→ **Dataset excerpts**

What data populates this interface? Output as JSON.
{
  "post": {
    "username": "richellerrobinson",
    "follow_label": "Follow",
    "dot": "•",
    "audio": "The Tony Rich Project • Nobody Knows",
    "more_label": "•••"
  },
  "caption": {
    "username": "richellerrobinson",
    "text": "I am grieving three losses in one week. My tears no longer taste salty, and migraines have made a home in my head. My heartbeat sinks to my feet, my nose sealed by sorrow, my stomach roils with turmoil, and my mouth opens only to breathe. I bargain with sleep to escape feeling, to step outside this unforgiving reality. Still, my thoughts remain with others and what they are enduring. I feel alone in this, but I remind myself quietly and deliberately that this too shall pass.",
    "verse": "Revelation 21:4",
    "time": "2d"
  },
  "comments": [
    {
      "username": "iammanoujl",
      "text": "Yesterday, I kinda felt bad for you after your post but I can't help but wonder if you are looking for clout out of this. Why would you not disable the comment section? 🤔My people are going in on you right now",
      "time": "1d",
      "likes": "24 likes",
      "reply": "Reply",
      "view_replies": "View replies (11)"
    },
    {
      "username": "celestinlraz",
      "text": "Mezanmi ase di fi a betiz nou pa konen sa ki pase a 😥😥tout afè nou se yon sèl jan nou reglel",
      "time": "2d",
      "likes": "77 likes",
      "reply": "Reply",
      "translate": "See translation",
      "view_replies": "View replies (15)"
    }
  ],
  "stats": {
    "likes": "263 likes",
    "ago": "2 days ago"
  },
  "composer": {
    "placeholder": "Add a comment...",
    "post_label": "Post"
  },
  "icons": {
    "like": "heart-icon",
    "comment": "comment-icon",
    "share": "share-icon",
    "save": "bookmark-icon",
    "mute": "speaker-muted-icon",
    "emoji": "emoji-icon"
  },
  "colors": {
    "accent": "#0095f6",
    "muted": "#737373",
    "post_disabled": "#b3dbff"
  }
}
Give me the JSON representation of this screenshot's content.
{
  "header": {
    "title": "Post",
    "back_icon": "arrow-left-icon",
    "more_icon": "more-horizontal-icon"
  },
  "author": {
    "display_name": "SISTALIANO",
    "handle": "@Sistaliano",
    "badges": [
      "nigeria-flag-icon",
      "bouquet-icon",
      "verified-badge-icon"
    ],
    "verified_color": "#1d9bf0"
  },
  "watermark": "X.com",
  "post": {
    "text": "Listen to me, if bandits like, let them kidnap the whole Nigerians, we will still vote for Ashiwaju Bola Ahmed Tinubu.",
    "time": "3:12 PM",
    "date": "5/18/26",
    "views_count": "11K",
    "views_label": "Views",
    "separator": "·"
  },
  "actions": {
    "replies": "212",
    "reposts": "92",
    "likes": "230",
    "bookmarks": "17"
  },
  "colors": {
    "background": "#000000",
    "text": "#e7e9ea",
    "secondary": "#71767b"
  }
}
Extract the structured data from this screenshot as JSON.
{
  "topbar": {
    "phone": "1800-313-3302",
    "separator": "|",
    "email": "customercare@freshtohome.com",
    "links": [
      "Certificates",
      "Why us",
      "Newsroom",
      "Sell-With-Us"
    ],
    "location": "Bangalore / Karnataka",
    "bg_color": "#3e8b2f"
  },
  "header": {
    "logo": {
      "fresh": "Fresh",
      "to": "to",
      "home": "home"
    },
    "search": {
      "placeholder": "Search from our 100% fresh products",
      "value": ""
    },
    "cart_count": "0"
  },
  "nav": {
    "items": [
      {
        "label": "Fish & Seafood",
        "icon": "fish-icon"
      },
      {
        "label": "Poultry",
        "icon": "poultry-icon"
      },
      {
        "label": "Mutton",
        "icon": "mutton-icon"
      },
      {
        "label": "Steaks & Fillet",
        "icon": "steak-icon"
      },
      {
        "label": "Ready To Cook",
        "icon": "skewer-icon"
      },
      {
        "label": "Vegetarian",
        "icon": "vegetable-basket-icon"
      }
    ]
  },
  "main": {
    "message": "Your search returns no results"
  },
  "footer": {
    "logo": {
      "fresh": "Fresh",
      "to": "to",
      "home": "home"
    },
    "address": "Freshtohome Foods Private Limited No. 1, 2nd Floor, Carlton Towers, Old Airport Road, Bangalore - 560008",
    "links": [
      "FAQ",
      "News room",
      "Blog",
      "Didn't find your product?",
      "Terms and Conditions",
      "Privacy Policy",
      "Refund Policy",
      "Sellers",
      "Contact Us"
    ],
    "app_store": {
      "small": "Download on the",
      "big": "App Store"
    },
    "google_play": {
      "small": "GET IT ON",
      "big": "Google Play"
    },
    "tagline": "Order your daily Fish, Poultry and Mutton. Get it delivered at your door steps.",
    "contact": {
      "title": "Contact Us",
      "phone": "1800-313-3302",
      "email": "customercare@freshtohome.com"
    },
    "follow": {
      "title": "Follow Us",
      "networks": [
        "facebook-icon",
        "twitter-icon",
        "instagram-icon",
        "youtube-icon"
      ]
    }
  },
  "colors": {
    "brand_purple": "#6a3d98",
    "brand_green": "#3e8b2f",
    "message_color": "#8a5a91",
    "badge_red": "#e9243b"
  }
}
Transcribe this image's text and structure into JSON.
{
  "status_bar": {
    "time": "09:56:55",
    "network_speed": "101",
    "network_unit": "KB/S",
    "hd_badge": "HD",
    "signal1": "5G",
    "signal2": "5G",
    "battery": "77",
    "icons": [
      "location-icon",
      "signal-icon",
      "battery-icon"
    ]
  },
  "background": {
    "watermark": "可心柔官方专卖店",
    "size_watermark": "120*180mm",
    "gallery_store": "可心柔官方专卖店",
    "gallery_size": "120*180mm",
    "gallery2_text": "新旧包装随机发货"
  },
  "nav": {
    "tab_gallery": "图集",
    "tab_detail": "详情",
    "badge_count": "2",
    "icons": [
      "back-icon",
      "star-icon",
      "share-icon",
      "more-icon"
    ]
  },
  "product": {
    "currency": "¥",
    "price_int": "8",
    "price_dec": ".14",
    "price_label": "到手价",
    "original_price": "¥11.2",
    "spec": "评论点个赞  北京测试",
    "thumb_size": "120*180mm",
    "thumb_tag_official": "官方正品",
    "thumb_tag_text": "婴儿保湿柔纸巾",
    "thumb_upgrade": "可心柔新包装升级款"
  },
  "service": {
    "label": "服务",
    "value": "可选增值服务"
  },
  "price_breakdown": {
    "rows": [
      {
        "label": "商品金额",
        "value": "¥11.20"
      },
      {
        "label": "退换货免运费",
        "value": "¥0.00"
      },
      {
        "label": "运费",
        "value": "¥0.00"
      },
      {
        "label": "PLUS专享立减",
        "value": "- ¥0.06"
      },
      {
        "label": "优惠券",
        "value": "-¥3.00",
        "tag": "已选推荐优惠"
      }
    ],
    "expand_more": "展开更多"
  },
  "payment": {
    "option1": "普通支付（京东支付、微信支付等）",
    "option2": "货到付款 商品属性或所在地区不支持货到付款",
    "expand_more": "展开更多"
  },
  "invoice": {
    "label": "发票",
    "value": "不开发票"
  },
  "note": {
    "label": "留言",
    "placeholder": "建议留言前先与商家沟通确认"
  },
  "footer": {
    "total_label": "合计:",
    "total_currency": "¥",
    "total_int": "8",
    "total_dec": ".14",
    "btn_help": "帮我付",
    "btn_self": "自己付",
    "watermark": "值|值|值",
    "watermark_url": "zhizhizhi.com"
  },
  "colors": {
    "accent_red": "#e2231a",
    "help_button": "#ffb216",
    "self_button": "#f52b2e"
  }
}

→ **REQUIREMENT**
Reproduce the material verbatim, line by line.

→ **ANSWER FOR THE TASK**
What data populates this interface? Output as JSON.
{
  "post": {
    "username": "richellerrobinson",
    "follow_label": "Follow",
    "dot": "•",
    "audio": "The Tony Rich Project • Nobody Knows",
    "more_label": "•••"
  },
  "caption": {
    "username": "richellerrobinson",
    "text": "I am grieving three losses in one week. My tears no longer taste salty, and migraines have made a home in my head. My heartbeat sinks to my feet, my nose sealed by sorrow, my stomach roils with turmoil, and my mouth opens only to breathe. I bargain with sleep to escape feeling, to step outside this unforgiving reality. Still, my thoughts remain with others and what they are enduring. I feel alone in this, but I remind myself quietly and deliberately that this too shall pass.",
    "verse": "Revelation 21:4",
    "time": "2d"
  },
  "comments": [
    {
      "username": "iammanoujl",
      "text": "Yesterday, I kinda felt bad for you after your post but I can't help but wonder if you are looking for clout out of this. Why would you not disable the comment section? 🤔My people are going in on you right now",
      "time": "1d",
      "likes": "24 likes",
      "reply": "Reply",
      "view_replies": "View replies (11)"
    },
    {
      "username": "celestinlraz",
      "text": "Mezanmi ase di fi a betiz nou pa konen sa ki pase a 😥😥tout afè nou se yon sèl jan nou reglel",
      "time": "2d",
      "likes": "77 likes",
      "reply": "Reply",
      "translate": "See translation",
      "view_replies": "View replies (15)"
    }
  ],
  "stats": {
    "likes": "263 likes",
    "ago": "2 days ago"
  },
  "composer": {
    "placeholder": "Add a comment...",
    "post_label": "Post"
  },
  "icons": {
    "like": "heart-icon",
    "comment": "comment-icon",
    "share": "share-icon",
    "save": "bookmark-icon",
    "mute": "speaker-muted-icon",
    "emoji": "emoji-icon"
  },
  "colors": {
    "accent": "#0095f6",
    "muted": "#737373",
    "post_disabled": "#b3dbff"
  }
}
Give me the JSON representation of this screenshot's content.
{
  "header": {
    "title": "Post",
    "back_icon": "arrow-left-icon",
    "more_icon": "more-horizontal-icon"
  },
  "author": {
    "display_name": "SISTALIANO",
    "handle": "@Sistaliano",
    "badges": [
      "nigeria-flag-icon",
      "bouquet-icon",
      "verified-badge-icon"
    ],
    "verified_color": "#1d9bf0"
  },
  "watermark": "X.com",
  "post": {
    "text": "Listen to me, if bandits like, let them kidnap the whole Nigerians, we will still vote for Ashiwaju Bola Ahmed Tinubu.",
    "time": "3:12 PM",
    "date": "5/18/26",
    "views_count": "11K",
    "views_label": "Views",
    "separator": "·"
  },
  "actions": {
    "replies": "212",
    "reposts": "92",
    "likes": "230",
    "bookmarks": "17"
  },
  "colors": {
    "background": "#000000",
    "text": "#e7e9ea",
    "secondary": "#71767b"
  }
}
Extract the structured data from this screenshot as JSON.
{
  "topbar": {
    "phone": "1800-313-3302",
    "separator": "|",
    "email": "customercare@freshtohome.com",
    "links": [
      "Certificates",
      "Why us",
      "Newsroom",
      "Sell-With-Us"
    ],
    "location": "Bangalore / Karnataka",
    "bg_color": "#3e8b2f"
  },
  "header": {
    "logo": {
      "fresh": "Fresh",
      "to": "to",
      "home": "home"
    },
    "search": {
      "placeholder": "Search from our 100% fresh products",
      "value": ""
    },
    "cart_count": "0"
  },
  "nav": {
    "items": [
      {
        "label": "Fish & Seafood",
        "icon": "fish-icon"
      },
      {
        "label": "Poultry",
        "icon": "poultry-icon"
      },
      {
        "label": "Mutton",
        "icon": "mutton-icon"
      },
      {
        "label": "Steaks & Fillet",
        "icon": "steak-icon"
      },
      {
        "label": "Ready To Cook",
        "icon": "skewer-icon"
      },
      {
        "label": "Vegetarian",
        "icon": "vegetable-basket-icon"
      }
    ]
  },
  "main": {
    "message": "Your search returns no results"
  },
  "footer": {
    "logo": {
      "fresh": "Fresh",
      "to": "to",
      "home": "home"
    },
    "address": "Freshtohome Foods Private Limited No. 1, 2nd Floor, Carlton Towers, Old Airport Road, Bangalore - 560008",
    "links": [
      "FAQ",
      "News room",
      "Blog",
      "Didn't find your product?",
      "Terms and Conditions",
      "Privacy Policy",
      "Refund Policy",
      "Sellers",
      "Contact Us"
    ],
    "app_store": {
      "small": "Download on the",
      "big": "App Store"
    },
    "google_play": {
      "small": "GET IT ON",
      "big": "Google Play"
    },
    "tagline": "Order your daily Fish, Poultry and Mutton. Get it delivered at your door steps.",
    "contact": {
      "title": "Contact Us",
      "phone": "1800-313-3302",
      "email": "customercare@freshtohome.com"
    },
    "follow": {
      "title": "Follow Us",
      "networks": [
        "facebook-icon",
        "twitter-icon",
        "instagram-icon",
        "youtube-icon"
      ]
    }
  },
  "colors": {
    "brand_purple": "#6a3d98",
    "brand_green": "#3e8b2f",
    "message_color": "#8a5a91",
    "badge_red": "#e9243b"
  }
}
Transcribe this image's text and structure into JSON.
{
  "status_bar": {
    "time": "09:56:55",
    "network_speed": "101",
    "network_unit": "KB/S",
    "hd_badge": "HD",
    "signal1": "5G",
    "signal2": "5G",
    "battery": "77",
    "icons": [
      "location-icon",
      "signal-icon",
      "battery-icon"
    ]
  },
  "background": {
    "watermark": "可心柔官方专卖店",
    "size_watermark": "120*180mm",
    "gallery_store": "可心柔官方专卖店",
    "gallery_size": "120*180mm",
    "gallery2_text": "新旧包装随机发货"
  },
  "nav": {
    "tab_gallery": "图集",
    "tab_detail": "详情",
    "badge_count": "2",
    "icons": [
      "back-icon",
      "star-icon",
      "share-icon",
      "more-icon"
    ]
  },
  "product": {
    "currency": "¥",
    "price_int": "8",
    "price_dec": ".14",
    "price_label": "到手价",
    "original_price": "¥11.2",
    "spec": "评论点个赞  北京测试",
    "thumb_size": "120*180mm",
    "thumb_tag_official": "官方正品",
    "thumb_tag_text": "婴儿保湿柔纸巾",
    "thumb_upgrade": "可心柔新包装升级款"
  },
  "service": {
    "label": "服务",
    "value": "可选增值服务"
  },
  "price_breakdown": {
    "rows": [
      {
        "label": "商品金额",
        "value": "¥11.20"
      },
      {
        "label": "退换货免运费",
        "value": "¥0.00"
      },
      {
        "label": "运费",
        "value": "¥0.00"
      },
      {
        "label": "PLUS专享立减",
        "value": "- ¥0.06"
      },
      {
        "label": "优惠券",
        "value": "-¥3.00",
        "tag": "已选推荐优惠"
      }
    ],
    "expand_more": "展开更多"
  },
  "payment": {
    "option1": "普通支付（京东支付、微信支付等）",
    "option2": "货到付款 商品属性或所在地区不支持货到付款",
    "expand_more": "展开更多"
  },
  "invoice": {
    "label": "发票",
    "value": "不开发票"
  },
  "note": {
    "label": "留言",
    "placeholder": "建议留言前先与商家沟通确认"
  },
  "footer": {
    "total_label": "合计:",
    "total_currency": "¥",
    "total_int": "8",
    "total_dec": ".14",
    "btn_help": "帮我付",
    "btn_self": "自己付",
    "watermark": "值|值|值",
    "watermark_url": "zhizhizhi.com"
  },
  "colors": {
    "accent_red": "#e2231a",
    "help_button": "#ffb216",
    "self_button": "#f52b2e"
  }
}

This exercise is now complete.